| What is asked |
Extract all of the lines below word for word, omitting the pictures.

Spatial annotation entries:
---------------

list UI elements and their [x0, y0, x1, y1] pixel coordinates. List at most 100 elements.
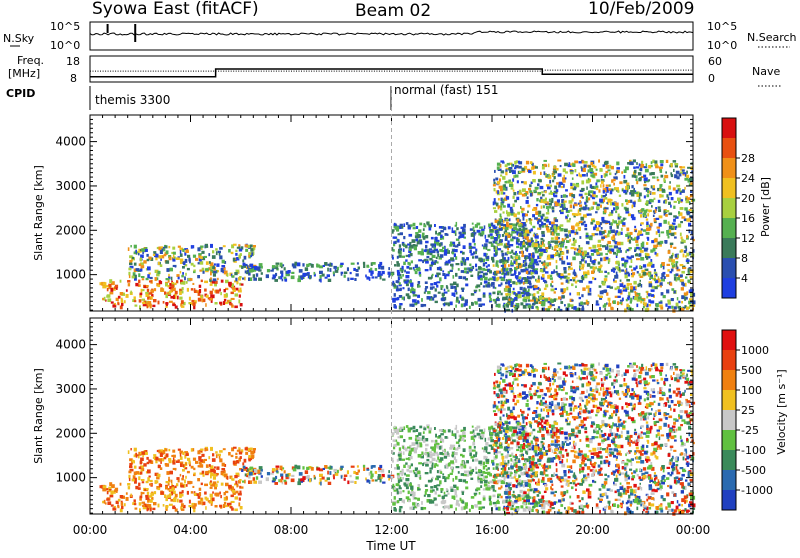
- power-echo: [572, 183, 575, 186]
- power-echo: [669, 181, 671, 184]
- power-echo: [357, 262, 359, 264]
- velocity-echo: [466, 460, 469, 463]
- power-echo: [556, 273, 558, 276]
- power-echo: [140, 255, 144, 259]
- velocity-echo: [193, 458, 196, 461]
- power-echo: [684, 178, 688, 181]
- power-echo: [510, 305, 513, 308]
- velocity-echo: [250, 448, 253, 451]
- power-echo: [216, 251, 218, 255]
- power-echo: [669, 226, 673, 230]
- power-echo: [363, 265, 365, 269]
- velocity-echo: [140, 458, 144, 462]
- power-echo: [522, 227, 525, 231]
- power-echo: [417, 232, 419, 234]
- power-echo: [566, 208, 568, 212]
- power-echo: [382, 279, 385, 281]
- velocity-echo: [423, 507, 426, 510]
- velocity-echo: [450, 467, 453, 469]
- power-echo: [528, 265, 530, 268]
- power-echo: [624, 308, 627, 312]
- velocity-echo: [212, 458, 216, 462]
- power-echo: [540, 172, 542, 175]
- velocity-echo: [370, 471, 372, 474]
- power-echo: [495, 230, 499, 233]
- power-echo: [581, 294, 583, 297]
- power-echo: [526, 242, 529, 245]
- power-echo: [551, 289, 555, 292]
- power-echo: [662, 189, 666, 192]
- power-echo: [526, 234, 529, 236]
- power-echo: [525, 230, 529, 234]
- power-echo: [504, 304, 506, 306]
- power-echo: [414, 246, 417, 250]
- velocity-echo: [452, 470, 454, 473]
- power-echo: [121, 299, 123, 303]
- power-echo: [132, 276, 135, 279]
- velocity-echo: [237, 484, 239, 486]
- power-echo: [394, 305, 397, 308]
- power-echo: [561, 261, 565, 265]
- power-echo: [180, 271, 182, 274]
- velocity-echo: [237, 450, 241, 452]
- power-echo: [540, 186, 544, 189]
- power-echo: [407, 262, 409, 265]
- power-echo: [403, 248, 405, 252]
- velocity-echo: [403, 465, 406, 468]
- power-echo: [129, 275, 131, 278]
- velocity-echo: [193, 473, 195, 475]
- power-echo: [517, 219, 520, 223]
- velocity-echo: [181, 509, 185, 511]
- power-echo: [579, 194, 583, 197]
- power-echo: [523, 305, 527, 309]
- power-echo: [560, 165, 562, 167]
- power-echo: [452, 242, 455, 244]
- power-echo: [341, 272, 343, 275]
- power-echo: [540, 245, 543, 247]
- velocity-echo: [319, 474, 323, 477]
- power-echo: [409, 234, 413, 237]
- power-echo: [461, 304, 463, 308]
- velocity-echo: [212, 491, 214, 493]
- velocity-echo: [490, 501, 492, 504]
- velocity-echo: [185, 463, 187, 466]
- power-echo: [169, 257, 172, 261]
- power-echo: [557, 160, 561, 162]
- power-echo: [222, 260, 225, 264]
- power-echo: [111, 301, 114, 303]
- power-echo: [544, 201, 548, 203]
- power-echo: [185, 273, 187, 276]
- velocity-echo: [327, 471, 329, 475]
- power-echo: [164, 291, 166, 294]
- velocity-echo: [403, 439, 405, 442]
- power-echo: [372, 276, 375, 278]
- power-echo: [535, 270, 538, 273]
- velocity-echo: [182, 475, 184, 478]
- velocity-echo: [426, 459, 429, 461]
- velocity-echo: [421, 501, 423, 505]
- velocity-echo: [432, 453, 435, 457]
- velocity-echo: [520, 505, 523, 508]
- power-echo: [512, 281, 515, 284]
- power-echo: [671, 298, 674, 301]
- velocity-echo: [484, 428, 486, 432]
- power-echo: [494, 182, 496, 184]
- power-echo: [550, 277, 553, 280]
- power-echo: [165, 294, 168, 298]
- power-echo: [535, 239, 537, 242]
- power-echo: [638, 232, 640, 235]
- power-echo: [506, 196, 509, 200]
- power-echo: [638, 296, 642, 299]
- power-echo: [505, 164, 508, 167]
- velocity-echo: [142, 454, 144, 457]
- velocity-echo: [243, 466, 246, 469]
- power-echo: [439, 226, 443, 229]
- power-echo: [673, 187, 676, 190]
- power-echo: [627, 186, 629, 190]
- power-echo: [233, 244, 237, 246]
- power-echo: [205, 246, 209, 248]
- power-echo: [126, 294, 129, 298]
- power-echo: [537, 183, 540, 186]
- velocity-echo: [513, 491, 515, 494]
- power-echo: [454, 286, 457, 289]
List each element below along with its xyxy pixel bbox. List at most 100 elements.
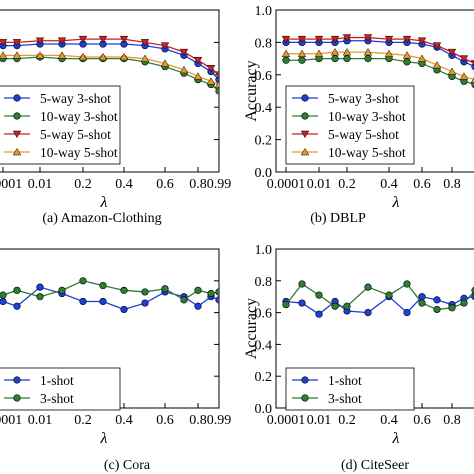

---------------

| Response to the task |
list UI elements and their [x0, y0, x1, y1] pixel coordinates. List at most 100 elements.
- power-echo: [572, 183, 575, 186]
- power-echo: [669, 181, 671, 184]
- power-echo: [357, 262, 359, 264]
- velocity-echo: [466, 460, 469, 463]
- power-echo: [556, 273, 558, 276]
- power-echo: [140, 255, 144, 259]
- velocity-echo: [193, 458, 196, 461]
- power-echo: [684, 178, 688, 181]
- power-echo: [510, 305, 513, 308]
- velocity-echo: [250, 448, 253, 451]
- power-echo: [216, 251, 218, 255]
- power-echo: [669, 226, 673, 230]
- power-echo: [363, 265, 365, 269]
- velocity-echo: [140, 458, 144, 462]
- power-echo: [522, 227, 525, 231]
- power-echo: [417, 232, 419, 234]
- power-echo: [566, 208, 568, 212]
- power-echo: [382, 279, 385, 281]
- velocity-echo: [423, 507, 426, 510]
- velocity-echo: [450, 467, 453, 469]
- power-echo: [528, 265, 530, 268]
- power-echo: [624, 308, 627, 312]
- velocity-echo: [212, 458, 216, 462]
- power-echo: [540, 172, 542, 175]
- velocity-echo: [370, 471, 372, 474]
- power-echo: [495, 230, 499, 233]
- power-echo: [581, 294, 583, 297]
- power-echo: [526, 242, 529, 245]
- power-echo: [551, 289, 555, 292]
- power-echo: [662, 189, 666, 192]
- power-echo: [526, 234, 529, 236]
- power-echo: [525, 230, 529, 234]
- power-echo: [504, 304, 506, 306]
- power-echo: [414, 246, 417, 250]
- velocity-echo: [452, 470, 454, 473]
- power-echo: [121, 299, 123, 303]
- power-echo: [132, 276, 135, 279]
- velocity-echo: [237, 484, 239, 486]
- power-echo: [394, 305, 397, 308]
- power-echo: [561, 261, 565, 265]
- power-echo: [180, 271, 182, 274]
- velocity-echo: [237, 450, 241, 452]
- power-echo: [540, 186, 544, 189]
- power-echo: [407, 262, 409, 265]
- power-echo: [403, 248, 405, 252]
- velocity-echo: [403, 465, 406, 468]
- power-echo: [129, 275, 131, 278]
- velocity-echo: [193, 473, 195, 475]
- power-echo: [517, 219, 520, 223]
- velocity-echo: [181, 509, 185, 511]
- power-echo: [579, 194, 583, 197]
- power-echo: [523, 305, 527, 309]
- power-echo: [560, 165, 562, 167]
- power-echo: [452, 242, 455, 244]
- power-echo: [341, 272, 343, 275]
- power-echo: [540, 245, 543, 247]
- velocity-echo: [319, 474, 323, 477]
- power-echo: [409, 234, 413, 237]
- power-echo: [461, 304, 463, 308]
- velocity-echo: [212, 491, 214, 493]
- velocity-echo: [490, 501, 492, 504]
- velocity-echo: [185, 463, 187, 466]
- power-echo: [169, 257, 172, 261]
- power-echo: [557, 160, 561, 162]
- power-echo: [222, 260, 225, 264]
- power-echo: [111, 301, 114, 303]
- power-echo: [544, 201, 548, 203]
- power-echo: [185, 273, 187, 276]
- velocity-echo: [327, 471, 329, 475]
- power-echo: [164, 291, 166, 294]
- velocity-echo: [403, 439, 405, 442]
- power-echo: [372, 276, 375, 278]
- power-echo: [535, 270, 538, 273]
- velocity-echo: [182, 475, 184, 478]
- velocity-echo: [426, 459, 429, 461]
- velocity-echo: [421, 501, 423, 505]
- velocity-echo: [432, 453, 435, 457]
- velocity-echo: [520, 505, 523, 508]
- power-echo: [512, 281, 515, 284]
- power-echo: [671, 298, 674, 301]
- velocity-echo: [484, 428, 486, 432]
- power-echo: [494, 182, 496, 184]
- power-echo: [550, 277, 553, 280]
- power-echo: [165, 294, 168, 298]
- power-echo: [535, 239, 537, 242]
- power-echo: [638, 232, 640, 235]
- power-echo: [506, 196, 509, 200]
- power-echo: [638, 296, 642, 299]
- power-echo: [505, 164, 508, 167]
- velocity-echo: [142, 454, 144, 457]
- velocity-echo: [243, 466, 246, 469]
- power-echo: [439, 226, 443, 229]
- power-echo: [673, 187, 676, 190]
- power-echo: [627, 186, 629, 190]
- power-echo: [233, 244, 237, 246]
- power-echo: [205, 246, 209, 248]
- power-echo: [126, 294, 129, 298]
- power-echo: [537, 183, 540, 186]
- velocity-echo: [513, 491, 515, 494]
- power-echo: [454, 286, 457, 289]
List each element below along with its xyxy pixel bbox. List at most 100 elements.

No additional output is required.